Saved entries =
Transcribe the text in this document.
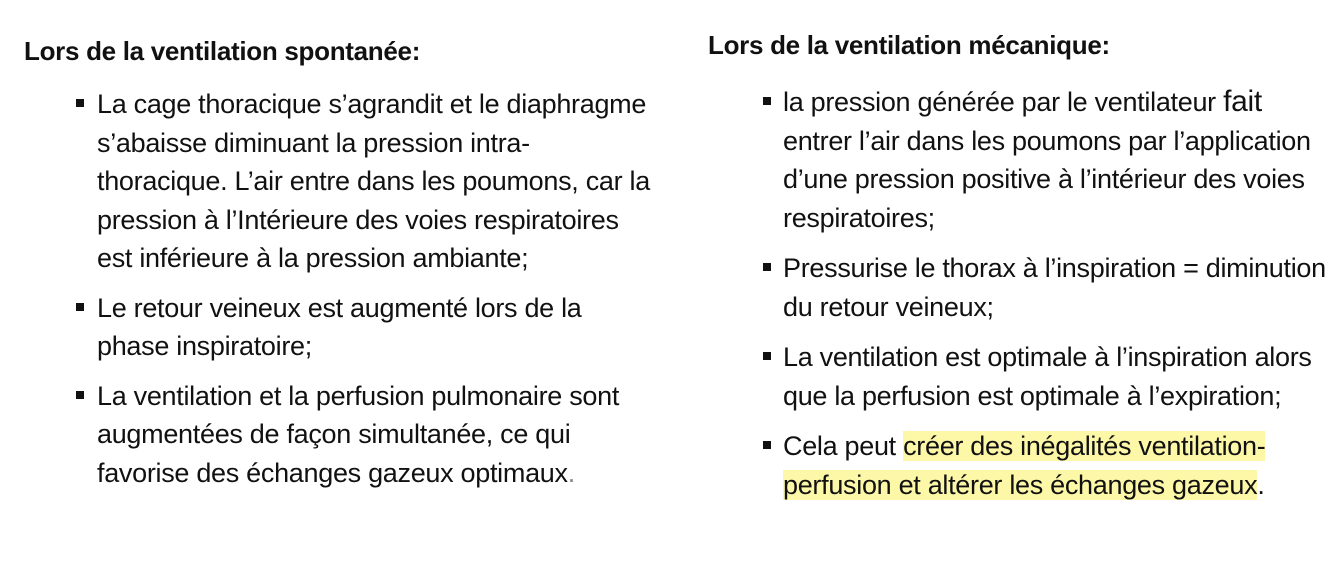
Lors de la ventilation spontanée:
La cage thoracique s’agrandit et le diaphragme s’abaisse diminuant la pression intra-thoracique. L’air entre dans les poumons, car la pression à l’Intérieure des voies respiratoires est inférieure à la pression ambiante;
Le retour veineux est augmenté lors de la phase inspiratoire;
La ventilation et la perfusion pulmonaire sont augmentées de façon simultanée, ce qui favorise des échanges gazeux optimaux.
Lors de la ventilation mécanique:
la pression générée par le ventilateur fait entrer l’air dans les poumons par l’application d’une pression positive à l’intérieur des voies respiratoires;
Pressurise le thorax à l’inspiration = diminution du retour veineux;
La ventilation est optimale à l’inspiration alors que la perfusion est optimale à l’expiration;
Cela peut créer des inégalités ventilation-perfusion et altérer les échanges gazeux.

EXERCISE REQUIREMENTS =
Extract from the material all lines containing the string "inspiration".

SOLUTION FOR THIS EXERCISE =
Pressurise le thorax à l’inspiration = diminution du retour veineux;
La ventilation est optimale à l’inspiration alors que la perfusion est optimale à l’expiration;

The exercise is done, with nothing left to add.